Given task → Copy every line in which the string "glyph" occurs.

Information supplied →
------------------------------------------------
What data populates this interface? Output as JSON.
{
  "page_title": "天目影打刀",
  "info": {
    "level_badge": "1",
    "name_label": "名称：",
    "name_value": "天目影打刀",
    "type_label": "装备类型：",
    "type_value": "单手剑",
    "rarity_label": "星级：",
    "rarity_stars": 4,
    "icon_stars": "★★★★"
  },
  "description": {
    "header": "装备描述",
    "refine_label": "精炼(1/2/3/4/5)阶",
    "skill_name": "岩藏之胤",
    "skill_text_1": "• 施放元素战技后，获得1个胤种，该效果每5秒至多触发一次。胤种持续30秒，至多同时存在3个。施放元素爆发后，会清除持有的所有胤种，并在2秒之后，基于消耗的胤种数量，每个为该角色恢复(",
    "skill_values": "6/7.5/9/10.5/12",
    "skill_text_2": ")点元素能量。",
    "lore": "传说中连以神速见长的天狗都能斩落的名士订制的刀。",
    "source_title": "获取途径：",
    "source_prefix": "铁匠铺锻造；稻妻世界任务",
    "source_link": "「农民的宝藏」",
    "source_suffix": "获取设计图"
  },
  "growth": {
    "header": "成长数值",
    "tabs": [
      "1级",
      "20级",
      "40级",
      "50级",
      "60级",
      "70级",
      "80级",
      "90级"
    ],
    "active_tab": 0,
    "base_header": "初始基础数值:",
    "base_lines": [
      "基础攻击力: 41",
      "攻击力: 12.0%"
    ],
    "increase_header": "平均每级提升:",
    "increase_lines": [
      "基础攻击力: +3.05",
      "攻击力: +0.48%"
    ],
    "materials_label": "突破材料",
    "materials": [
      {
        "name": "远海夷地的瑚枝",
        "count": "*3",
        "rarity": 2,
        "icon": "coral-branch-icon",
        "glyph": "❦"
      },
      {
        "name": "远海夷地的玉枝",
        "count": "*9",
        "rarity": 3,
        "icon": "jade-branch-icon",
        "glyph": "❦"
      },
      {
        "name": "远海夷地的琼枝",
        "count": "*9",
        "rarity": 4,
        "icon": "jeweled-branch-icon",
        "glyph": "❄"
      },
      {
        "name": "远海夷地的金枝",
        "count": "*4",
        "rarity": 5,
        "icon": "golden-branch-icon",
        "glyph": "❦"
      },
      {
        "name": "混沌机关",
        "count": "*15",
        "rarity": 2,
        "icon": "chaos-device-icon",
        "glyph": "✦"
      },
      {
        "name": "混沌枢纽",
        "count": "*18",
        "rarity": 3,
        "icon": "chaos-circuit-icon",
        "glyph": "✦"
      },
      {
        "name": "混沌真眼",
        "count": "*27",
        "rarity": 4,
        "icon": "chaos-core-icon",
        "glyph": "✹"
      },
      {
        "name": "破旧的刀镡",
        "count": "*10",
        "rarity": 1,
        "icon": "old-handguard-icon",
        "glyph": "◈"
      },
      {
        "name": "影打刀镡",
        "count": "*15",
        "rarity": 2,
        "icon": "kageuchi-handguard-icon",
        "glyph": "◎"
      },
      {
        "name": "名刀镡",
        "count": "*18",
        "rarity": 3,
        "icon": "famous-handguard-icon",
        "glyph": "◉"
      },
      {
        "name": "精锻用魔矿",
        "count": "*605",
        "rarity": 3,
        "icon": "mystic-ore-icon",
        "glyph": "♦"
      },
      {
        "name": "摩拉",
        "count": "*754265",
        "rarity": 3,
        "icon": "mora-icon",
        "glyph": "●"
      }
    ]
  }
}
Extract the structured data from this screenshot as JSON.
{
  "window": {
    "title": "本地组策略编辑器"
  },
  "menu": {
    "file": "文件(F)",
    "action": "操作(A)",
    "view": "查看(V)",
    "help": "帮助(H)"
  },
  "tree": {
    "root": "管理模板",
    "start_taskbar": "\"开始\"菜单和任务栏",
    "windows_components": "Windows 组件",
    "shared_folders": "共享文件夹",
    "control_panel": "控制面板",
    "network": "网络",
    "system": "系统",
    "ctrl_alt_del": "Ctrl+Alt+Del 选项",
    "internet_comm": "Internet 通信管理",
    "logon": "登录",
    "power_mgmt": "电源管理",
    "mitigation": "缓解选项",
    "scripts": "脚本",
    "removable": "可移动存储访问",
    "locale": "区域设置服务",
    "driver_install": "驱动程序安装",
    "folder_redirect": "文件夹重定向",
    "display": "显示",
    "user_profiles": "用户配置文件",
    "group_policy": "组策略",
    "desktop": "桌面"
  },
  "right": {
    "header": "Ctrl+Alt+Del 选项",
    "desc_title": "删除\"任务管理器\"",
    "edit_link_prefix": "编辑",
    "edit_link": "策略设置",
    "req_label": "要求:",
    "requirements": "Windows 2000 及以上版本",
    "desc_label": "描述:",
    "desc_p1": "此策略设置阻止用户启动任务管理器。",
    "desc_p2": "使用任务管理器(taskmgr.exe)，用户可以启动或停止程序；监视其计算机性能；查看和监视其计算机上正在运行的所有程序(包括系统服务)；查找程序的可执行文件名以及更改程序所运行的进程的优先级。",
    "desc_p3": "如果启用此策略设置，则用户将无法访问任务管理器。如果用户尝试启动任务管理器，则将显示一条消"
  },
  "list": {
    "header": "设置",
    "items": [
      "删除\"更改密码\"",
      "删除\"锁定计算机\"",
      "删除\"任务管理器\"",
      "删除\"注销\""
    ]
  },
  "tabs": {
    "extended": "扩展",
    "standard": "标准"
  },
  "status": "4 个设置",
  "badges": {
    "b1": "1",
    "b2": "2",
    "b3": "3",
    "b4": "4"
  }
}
------------------------------------------------
Answer to this problem →
        "glyph": "❦"
        "glyph": "❦"
        "glyph": "❄"
        "glyph": "❦"
        "glyph": "✦"
        "glyph": "✦"
        "glyph": "✹"
        "glyph": "◈"
        "glyph": "◎"
        "glyph": "◉"
        "glyph": "♦"
        "glyph": "●"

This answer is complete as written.